EXERCISE INSTRUCTIONS –
In your copy, leave out the pictures and repeat the entries below exactly.

━━━

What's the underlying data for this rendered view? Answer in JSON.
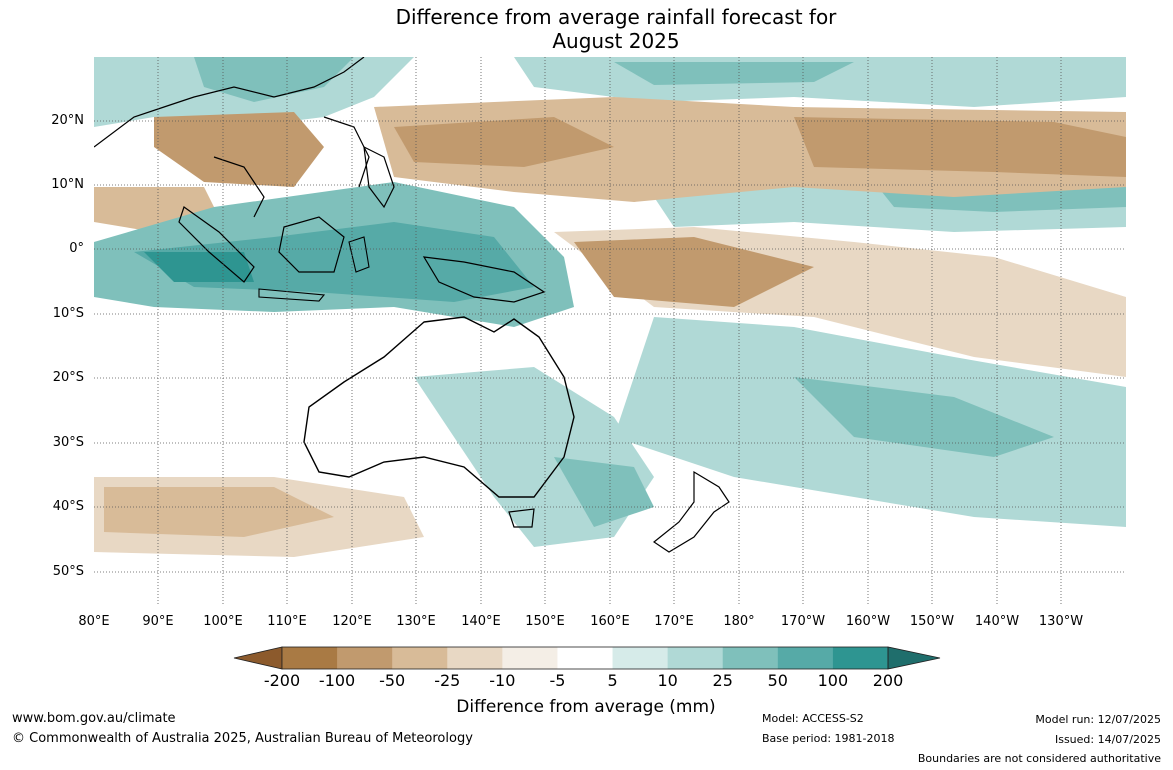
{
  "title_line1": "Difference from average rainfall forecast for",
  "title_line2": "August 2025",
  "lat_labels": [
    "20°N",
    "10°N",
    "0°",
    "10°S",
    "20°S",
    "30°S",
    "40°S",
    "50°S"
  ],
  "lon_labels": [
    "80°E",
    "90°E",
    "100°E",
    "110°E",
    "120°E",
    "130°E",
    "140°E",
    "150°E",
    "160°E",
    "170°E",
    "180°",
    "170°W",
    "160°W",
    "150°W",
    "140°W",
    "130°W"
  ],
  "colorbar": {
    "ticks": [
      "-200",
      "-100",
      "-50",
      "-25",
      "-10",
      "-5",
      "5",
      "10",
      "25",
      "50",
      "100",
      "200"
    ],
    "colors": [
      "#8c5a2c",
      "#a97a44",
      "#c19a6e",
      "#d8bb98",
      "#e8d8c4",
      "#f4eee6",
      "#ffffff",
      "#d6ebe9",
      "#b0d9d6",
      "#7fc0bb",
      "#56aaa7",
      "#2e9591",
      "#1f6e6c"
    ],
    "title": "Difference from average (mm)"
  },
  "footer": {
    "website": "www.bom.gov.au/climate",
    "copyright": "© Commonwealth of Australia 2025, Australian Bureau of Meteorology",
    "model": "Model: ACCESS-S2",
    "base_period": "Base period: 1981-2018",
    "model_run": "Model run: 12/07/2025",
    "issued": "Issued: 14/07/2025",
    "disclaimer": "Boundaries are not considered authoritative"
  }
}
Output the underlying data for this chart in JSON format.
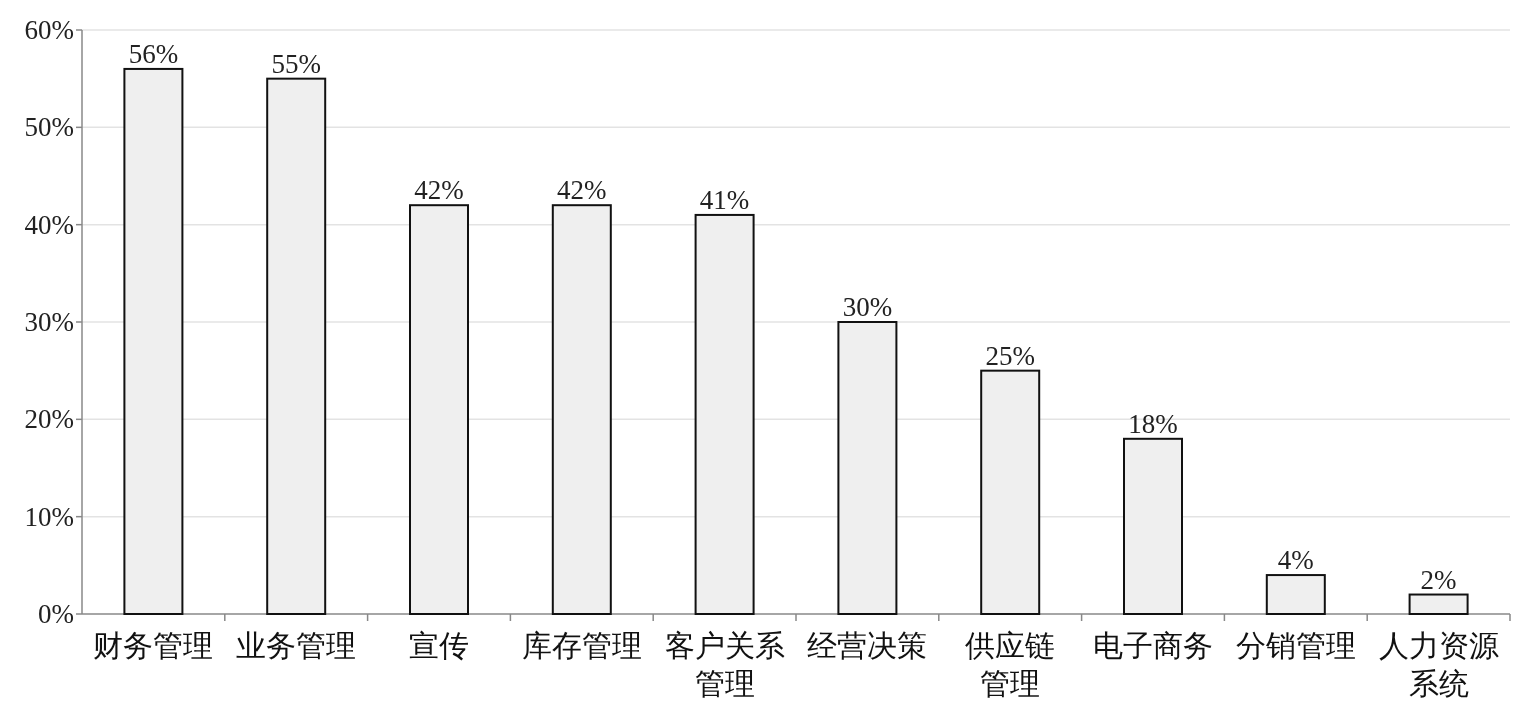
{
  "chart_data": {
    "type": "bar",
    "categories": [
      "财务管理",
      "业务管理",
      "宣传",
      "库存管理",
      "客户关系管理",
      "经营决策",
      "供应链管理",
      "电子商务",
      "分销管理",
      "人力资源系统"
    ],
    "values": [
      56,
      55,
      42,
      42,
      41,
      30,
      25,
      18,
      4,
      2
    ],
    "color": "#efefef",
    "ylim": [
      0,
      60
    ],
    "yticks": [
      {
        "value": 0,
        "label": "0%"
      },
      {
        "value": 10,
        "label": "10%"
      },
      {
        "value": 20,
        "label": "20%"
      },
      {
        "value": 30,
        "label": "30%"
      },
      {
        "value": 40,
        "label": "40%"
      },
      {
        "value": 50,
        "label": "50%"
      },
      {
        "value": 60,
        "label": "60%"
      }
    ],
    "grid": "y",
    "value_labels": [
      "56%",
      "55%",
      "42%",
      "42%",
      "41%",
      "30%",
      "25%",
      "18%",
      "4%",
      "2%"
    ]
  }
}
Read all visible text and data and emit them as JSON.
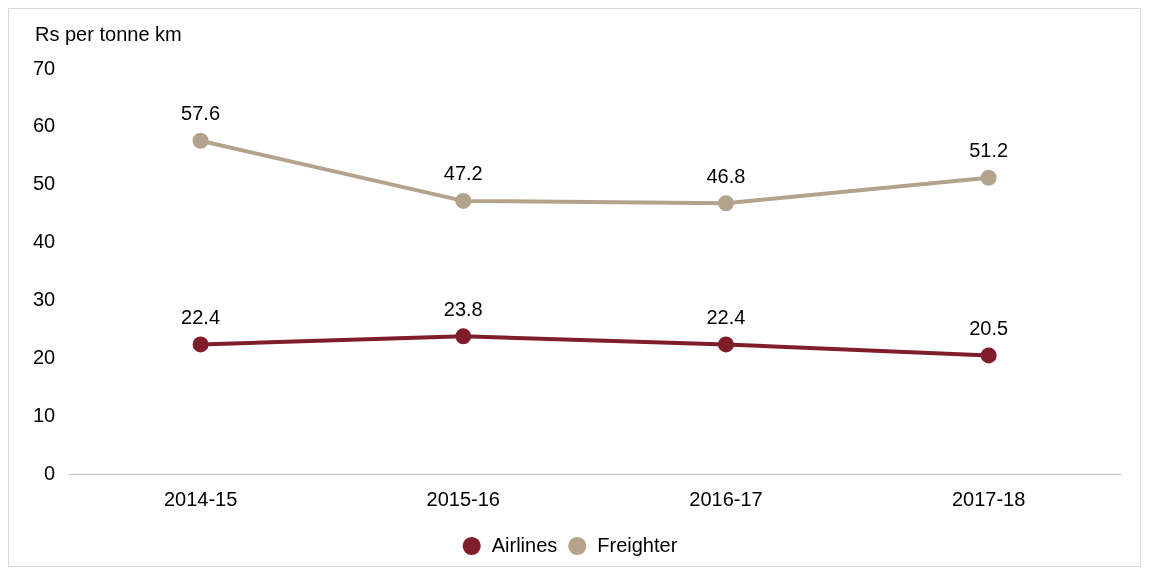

━━━

OUTPUT FOR THIS TASK –
What's the underlying data for this rendered view? Answer in JSON.
{
  "title_line1": "Difference from average rainfall forecast for",
  "title_line2": "August 2025",
  "lat_labels": [
    "20°N",
    "10°N",
    "0°",
    "10°S",
    "20°S",
    "30°S",
    "40°S",
    "50°S"
  ],
  "lon_labels": [
    "80°E",
    "90°E",
    "100°E",
    "110°E",
    "120°E",
    "130°E",
    "140°E",
    "150°E",
    "160°E",
    "170°E",
    "180°",
    "170°W",
    "160°W",
    "150°W",
    "140°W",
    "130°W"
  ],
  "colorbar": {
    "ticks": [
      "-200",
      "-100",
      "-50",
      "-25",
      "-10",
      "-5",
      "5",
      "10",
      "25",
      "50",
      "100",
      "200"
    ],
    "colors": [
      "#8c5a2c",
      "#a97a44",
      "#c19a6e",
      "#d8bb98",
      "#e8d8c4",
      "#f4eee6",
      "#ffffff",
      "#d6ebe9",
      "#b0d9d6",
      "#7fc0bb",
      "#56aaa7",
      "#2e9591",
      "#1f6e6c"
    ],
    "title": "Difference from average (mm)"
  },
  "footer": {
    "website": "www.bom.gov.au/climate",
    "copyright": "© Commonwealth of Australia 2025, Australian Bureau of Meteorology",
    "model": "Model: ACCESS-S2",
    "base_period": "Base period: 1981-2018",
    "model_run": "Model run: 12/07/2025",
    "issued": "Issued: 14/07/2025",
    "disclaimer": "Boundaries are not considered authoritative"
  }
}
Output the underlying data for this chart in JSON format.
{
  "chart_data": {
    "type": "bar",
    "categories": [
      "财务管理",
      "业务管理",
      "宣传",
      "库存管理",
      "客户关系管理",
      "经营决策",
      "供应链管理",
      "电子商务",
      "分销管理",
      "人力资源系统"
    ],
    "values": [
      56,
      55,
      42,
      42,
      41,
      30,
      25,
      18,
      4,
      2
    ],
    "color": "#efefef",
    "ylim": [
      0,
      60
    ],
    "yticks": [
      {
        "value": 0,
        "label": "0%"
      },
      {
        "value": 10,
        "label": "10%"
      },
      {
        "value": 20,
        "label": "20%"
      },
      {
        "value": 30,
        "label": "30%"
      },
      {
        "value": 40,
        "label": "40%"
      },
      {
        "value": 50,
        "label": "50%"
      },
      {
        "value": 60,
        "label": "60%"
      }
    ],
    "grid": "y",
    "value_labels": [
      "56%",
      "55%",
      "42%",
      "42%",
      "41%",
      "30%",
      "25%",
      "18%",
      "4%",
      "2%"
    ]
  }
}
Read all visible text and data and emit them as JSON.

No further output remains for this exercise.